** Start DATASET EXTRACT **
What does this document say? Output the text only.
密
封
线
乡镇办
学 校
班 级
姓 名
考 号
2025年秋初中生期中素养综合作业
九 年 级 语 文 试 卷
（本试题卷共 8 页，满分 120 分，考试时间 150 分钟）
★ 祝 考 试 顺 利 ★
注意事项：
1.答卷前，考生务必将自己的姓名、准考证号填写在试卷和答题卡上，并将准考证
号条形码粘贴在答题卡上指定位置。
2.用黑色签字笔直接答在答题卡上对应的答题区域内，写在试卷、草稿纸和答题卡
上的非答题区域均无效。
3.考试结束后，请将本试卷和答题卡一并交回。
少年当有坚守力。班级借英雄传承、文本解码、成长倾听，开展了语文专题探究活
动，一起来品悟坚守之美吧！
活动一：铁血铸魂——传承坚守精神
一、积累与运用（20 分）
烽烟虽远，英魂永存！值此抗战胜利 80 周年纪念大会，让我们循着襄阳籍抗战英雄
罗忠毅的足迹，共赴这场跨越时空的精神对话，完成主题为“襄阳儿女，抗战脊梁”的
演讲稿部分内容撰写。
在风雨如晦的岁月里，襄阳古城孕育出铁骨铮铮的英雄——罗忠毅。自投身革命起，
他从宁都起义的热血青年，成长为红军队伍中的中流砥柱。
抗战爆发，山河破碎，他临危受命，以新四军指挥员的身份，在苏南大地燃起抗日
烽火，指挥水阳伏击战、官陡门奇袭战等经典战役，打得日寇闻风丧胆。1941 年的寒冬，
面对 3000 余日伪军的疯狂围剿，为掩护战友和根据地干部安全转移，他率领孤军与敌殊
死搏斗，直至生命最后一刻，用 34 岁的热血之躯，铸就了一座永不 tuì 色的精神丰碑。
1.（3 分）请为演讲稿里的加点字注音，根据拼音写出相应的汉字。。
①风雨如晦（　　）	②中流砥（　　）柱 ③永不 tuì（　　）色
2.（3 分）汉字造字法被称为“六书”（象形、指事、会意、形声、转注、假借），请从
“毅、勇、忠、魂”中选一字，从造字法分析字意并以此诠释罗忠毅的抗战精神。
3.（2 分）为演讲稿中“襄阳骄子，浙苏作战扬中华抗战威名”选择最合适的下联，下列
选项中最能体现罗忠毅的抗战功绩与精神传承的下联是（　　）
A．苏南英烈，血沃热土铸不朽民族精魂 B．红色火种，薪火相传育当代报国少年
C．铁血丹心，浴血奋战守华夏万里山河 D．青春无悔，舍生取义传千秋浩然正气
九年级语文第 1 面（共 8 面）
** End DATASET EXTRACT **
WORK TO COMPLETE —
Make an exact copy of the material above.

ANSWER FOR THE TASK —
What does this document say? Output the text only.
密
封
线
乡镇办
学 校
班 级
姓 名
考 号
2025年秋初中生期中素养综合作业
九 年 级 语 文 试 卷
（本试题卷共 8 页，满分 120 分，考试时间 150 分钟）
★ 祝 考 试 顺 利 ★
注意事项：
1.答卷前，考生务必将自己的姓名、准考证号填写在试卷和答题卡上，并将准考证
号条形码粘贴在答题卡上指定位置。
2.用黑色签字笔直接答在答题卡上对应的答题区域内，写在试卷、草稿纸和答题卡
上的非答题区域均无效。
3.考试结束后，请将本试卷和答题卡一并交回。
少年当有坚守力。班级借英雄传承、文本解码、成长倾听，开展了语文专题探究活
动，一起来品悟坚守之美吧！
活动一：铁血铸魂——传承坚守精神
一、积累与运用（20 分）
烽烟虽远，英魂永存！值此抗战胜利 80 周年纪念大会，让我们循着襄阳籍抗战英雄
罗忠毅的足迹，共赴这场跨越时空的精神对话，完成主题为“襄阳儿女，抗战脊梁”的
演讲稿部分内容撰写。
在风雨如晦的岁月里，襄阳古城孕育出铁骨铮铮的英雄——罗忠毅。自投身革命起，
他从宁都起义的热血青年，成长为红军队伍中的中流砥柱。
抗战爆发，山河破碎，他临危受命，以新四军指挥员的身份，在苏南大地燃起抗日
烽火，指挥水阳伏击战、官陡门奇袭战等经典战役，打得日寇闻风丧胆。1941 年的寒冬，
面对 3000 余日伪军的疯狂围剿，为掩护战友和根据地干部安全转移，他率领孤军与敌殊
死搏斗，直至生命最后一刻，用 34 岁的热血之躯，铸就了一座永不 tuì 色的精神丰碑。
1.（3 分）请为演讲稿里的加点字注音，根据拼音写出相应的汉字。。
①风雨如晦（　　）	②中流砥（　　）柱 ③永不 tuì（　　）色
2.（3 分）汉字造字法被称为“六书”（象形、指事、会意、形声、转注、假借），请从
“毅、勇、忠、魂”中选一字，从造字法分析字意并以此诠释罗忠毅的抗战精神。
3.（2 分）为演讲稿中“襄阳骄子，浙苏作战扬中华抗战威名”选择最合适的下联，下列
选项中最能体现罗忠毅的抗战功绩与精神传承的下联是（　　）
A．苏南英烈，血沃热土铸不朽民族精魂 B．红色火种，薪火相传育当代报国少年
C．铁血丹心，浴血奋战守华夏万里山河 D．青春无悔，舍生取义传千秋浩然正气
九年级语文第 1 面（共 8 面）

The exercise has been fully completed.